Problem:
Check every line of the material below for the string "your", and return the ones that have it.
--
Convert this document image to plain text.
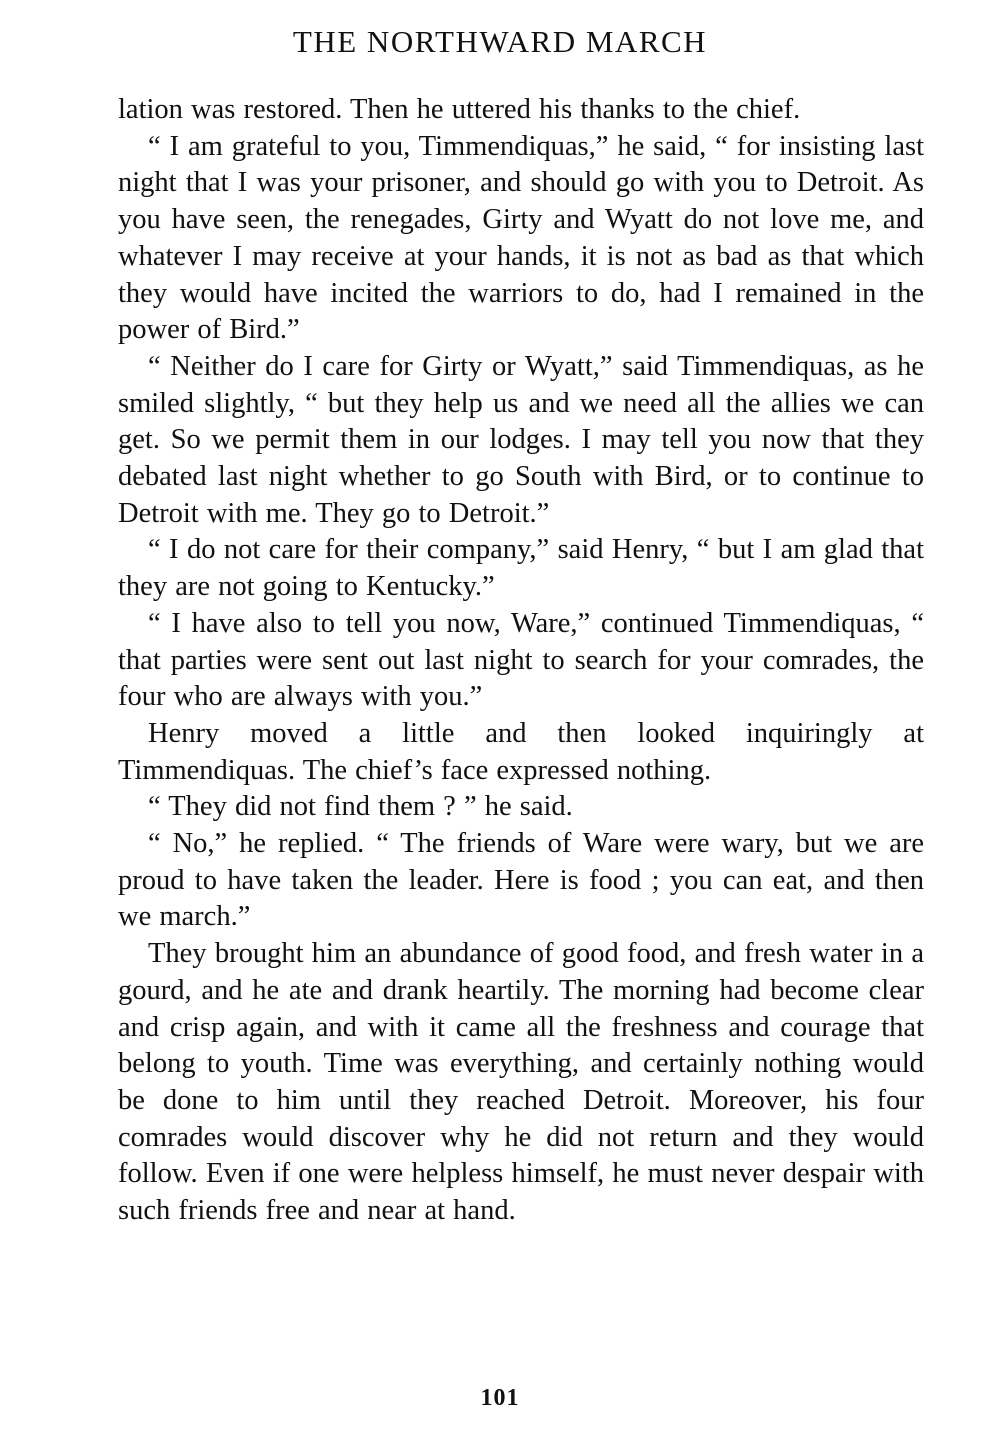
THE NORTHWARD MARCH

lation was restored. Then he uttered his thanks to the chief.

“ I am grateful to you, Timmendiquas,” he said, “ for insisting last night that I was your prisoner, and should go with you to Detroit. As you have seen, the renegades, Girty and Wyatt do not love me, and whatever I may receive at your hands, it is not as bad as that which they would have incited the warriors to do, had I remained in the power of Bird.”

“ Neither do I care for Girty or Wyatt,” said Timmendiquas, as he smiled slightly, “ but they help us and we need all the allies we can get. So we permit them in our lodges. I may tell you now that they debated last night whether to go South with Bird, or to continue to Detroit with me. They go to Detroit.”

“ I do not care for their company,” said Henry, “ but I am glad that they are not going to Kentucky.”

“ I have also to tell you now, Ware,” continued Timmendiquas, “ that parties were sent out last night to search for your comrades, the four who are always with you.”

Henry moved a little and then looked inquiringly at Timmendiquas. The chief’s face expressed nothing.

“ They did not find them ? ” he said.

“ No,” he replied. “ The friends of Ware were wary, but we are proud to have taken the leader. Here is food ; you can eat, and then we march.”

They brought him an abundance of good food, and fresh water in a gourd, and he ate and drank heartily. The morning had become clear and crisp again, and with it came all the freshness and courage that belong to youth. Time was everything, and certainly nothing would be done to him until they reached Detroit. Moreover, his four comrades would discover why he did not return and they would follow. Even if one were helpless himself, he must never despair with such friends free and near at hand.

101
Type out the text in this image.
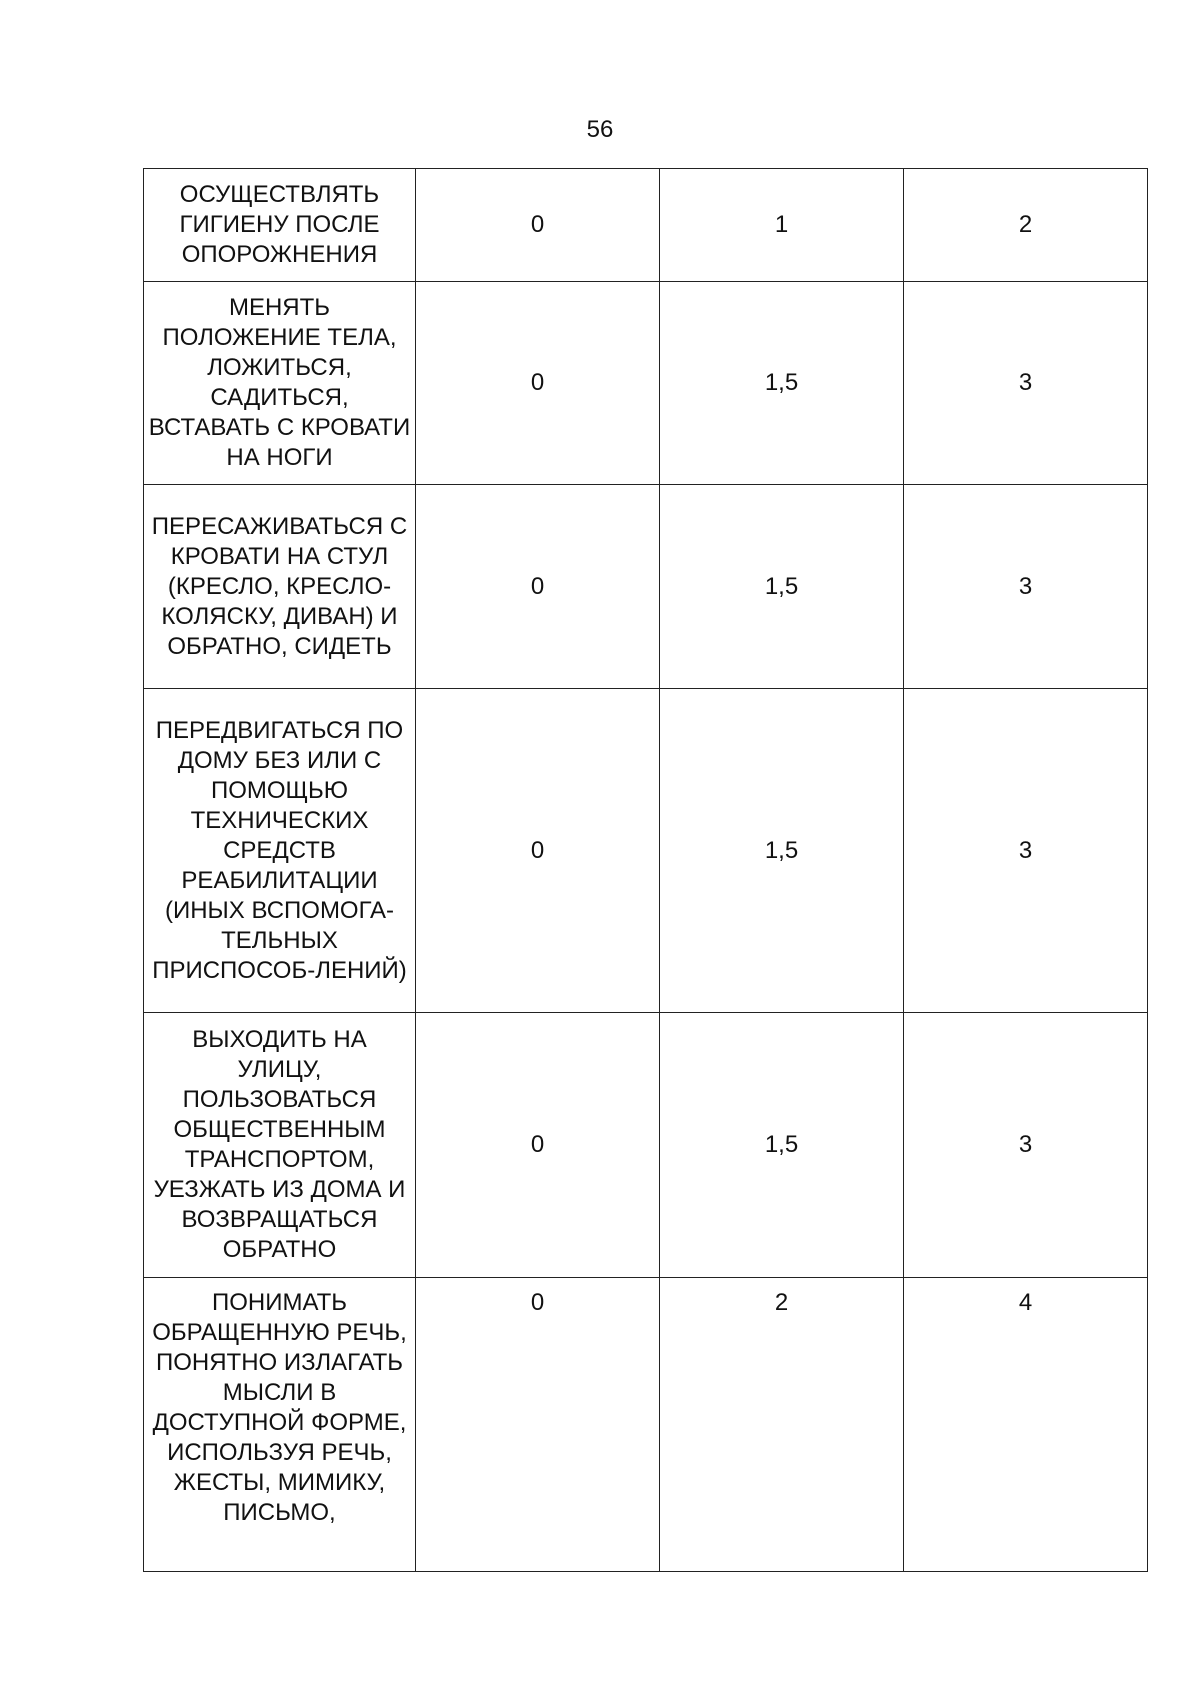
56
ОСУЩЕСТВЛЯТЬ ГИГИЕНУ ПОСЛЕ ОПОРОЖНЕНИЯ	0	1	2

МЕНЯТЬ ПОЛОЖЕНИЕ ТЕЛА, ЛОЖИТЬСЯ, САДИТЬСЯ, ВСТАВАТЬ С КРОВАТИ НА НОГИ	0	1,5	3

ПЕРЕСАЖИВАТЬСЯ С КРОВАТИ НА СТУЛ (КРЕСЛО, КРЕСЛО-КОЛЯСКУ, ДИВАН) И ОБРАТНО, СИДЕТЬ	0	1,5	3

ПЕРЕДВИГАТЬСЯ ПО ДОМУ БЕЗ ИЛИ С ПОМОЩЬЮ ТЕХНИЧЕСКИХ СРЕДСТВ РЕАБИЛИТАЦИИ (ИНЫХ ВСПОМОГА-ТЕЛЬНЫХ ПРИСПОСОБ-ЛЕНИЙ)	0	1,5	3

ВЫХОДИТЬ НА УЛИЦУ, ПОЛЬЗОВАТЬСЯ ОБЩЕСТВЕННЫМ ТРАНСПОРТОМ, УЕЗЖАТЬ ИЗ ДОМА И ВОЗВРАЩАТЬСЯ ОБРАТНО	0	1,5	3

ПОНИМАТЬ ОБРАЩЕННУЮ РЕЧЬ, ПОНЯТНО ИЗЛАГАТЬ МЫСЛИ В ДОСТУПНОЙ ФОРМЕ, ИСПОЛЬЗУЯ РЕЧЬ, ЖЕСТЫ, МИМИКУ, ПИСЬМО,	0	2	4
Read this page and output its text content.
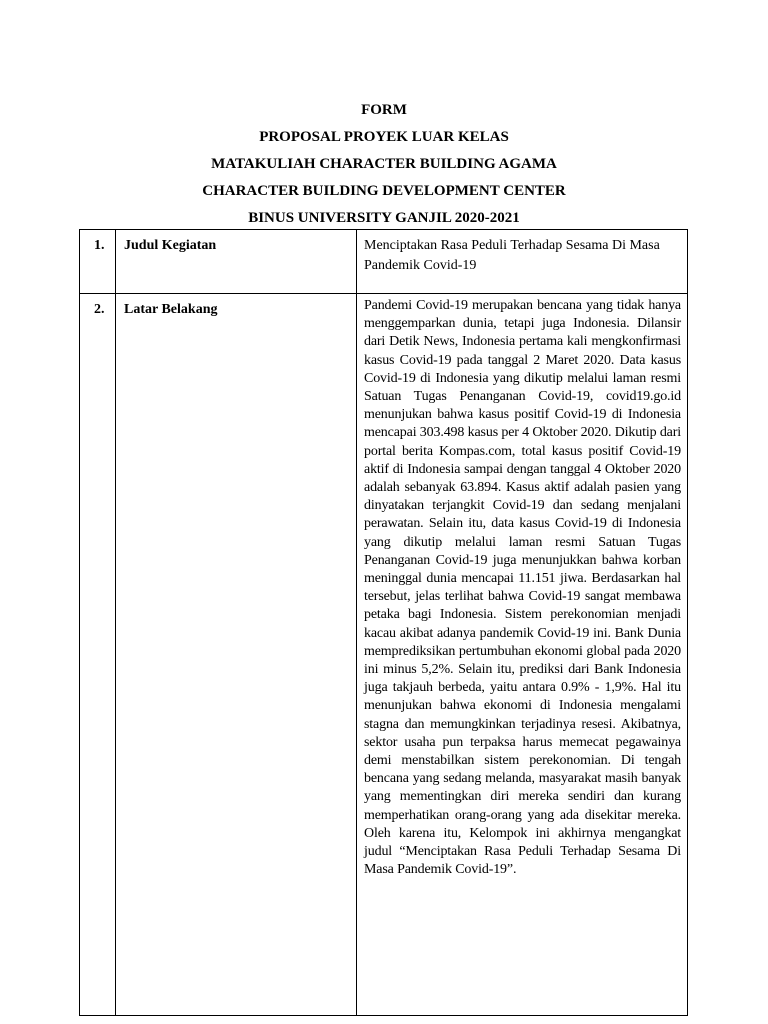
FORM
PROPOSAL PROYEK LUAR KELAS
MATAKULIAH CHARACTER BUILDING AGAMA
CHARACTER BUILDING DEVELOPMENT CENTER
BINUS UNIVERSITY GANJIL 2020-2021
1.	Judul Kegiatan	Menciptakan Rasa Peduli Terhadap Sesama Di Masa Pandemik Covid-19
2.	Latar Belakang	Pandemi Covid-19 merupakan bencana yang tidak hanya menggemparkan dunia, tetapi juga Indonesia. Dilansir dari Detik News, Indonesia pertama kali mengkonfirmasi kasus Covid-19 pada tanggal 2 Maret 2020. Data kasus Covid-19 di Indonesia yang dikutip melalui laman resmi Satuan Tugas Penanganan Covid-19, covid19.go.id menunjukan bahwa kasus positif Covid-19 di Indonesia mencapai 303.498 kasus per 4 Oktober 2020. Dikutip dari portal berita Kompas.com, total kasus positif Covid-19 aktif di Indonesia sampai dengan tanggal 4 Oktober 2020 adalah sebanyak 63.894. Kasus aktif adalah pasien yang dinyatakan terjangkit Covid-19 dan sedang menjalani perawatan. Selain itu, data kasus Covid-19 di Indonesia yang dikutip melalui laman resmi Satuan Tugas Penanganan Covid-19 juga menunjukkan bahwa korban meninggal dunia mencapai 11.151 jiwa. Berdasarkan hal tersebut, jelas terlihat bahwa Covid-19 sangat membawa petaka bagi Indonesia. Sistem perekonomian menjadi kacau akibat adanya pandemik Covid-19 ini. Bank Dunia memprediksikan pertumbuhan ekonomi global pada 2020 ini minus 5,2%. Selain itu, prediksi dari Bank Indonesia juga takjauh berbeda, yaitu antara 0.9% - 1,9%. Hal itu menunjukan bahwa ekonomi di Indonesia mengalami stagna dan memungkinkan terjadinya resesi. Akibatnya, sektor usaha pun terpaksa harus memecat pegawainya demi menstabilkan sistem perekonomian. Di tengah bencana yang sedang melanda, masyarakat masih banyak yang mementingkan diri mereka sendiri dan kurang memperhatikan orang-orang yang ada disekitar mereka. Oleh karena itu, Kelompok ini akhirnya mengangkat judul “Menciptakan Rasa Peduli Terhadap Sesama Di Masa Pandemik Covid-19”.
--
Answer below:
“ I am grateful to you, Timmendiquas,” he said, “ for insisting last night that I was your prisoner, and should go with you to Detroit. As you have seen, the renegades, Girty and Wyatt do not love me, and whatever I may receive at your hands, it is not as bad as that which they would have incited the warriors to do, had I remained in the power of Bird.”
“ I have also to tell you now, Ware,” continued Timmendiquas, “ that parties were sent out last night to search for your comrades, the four who are always with you.”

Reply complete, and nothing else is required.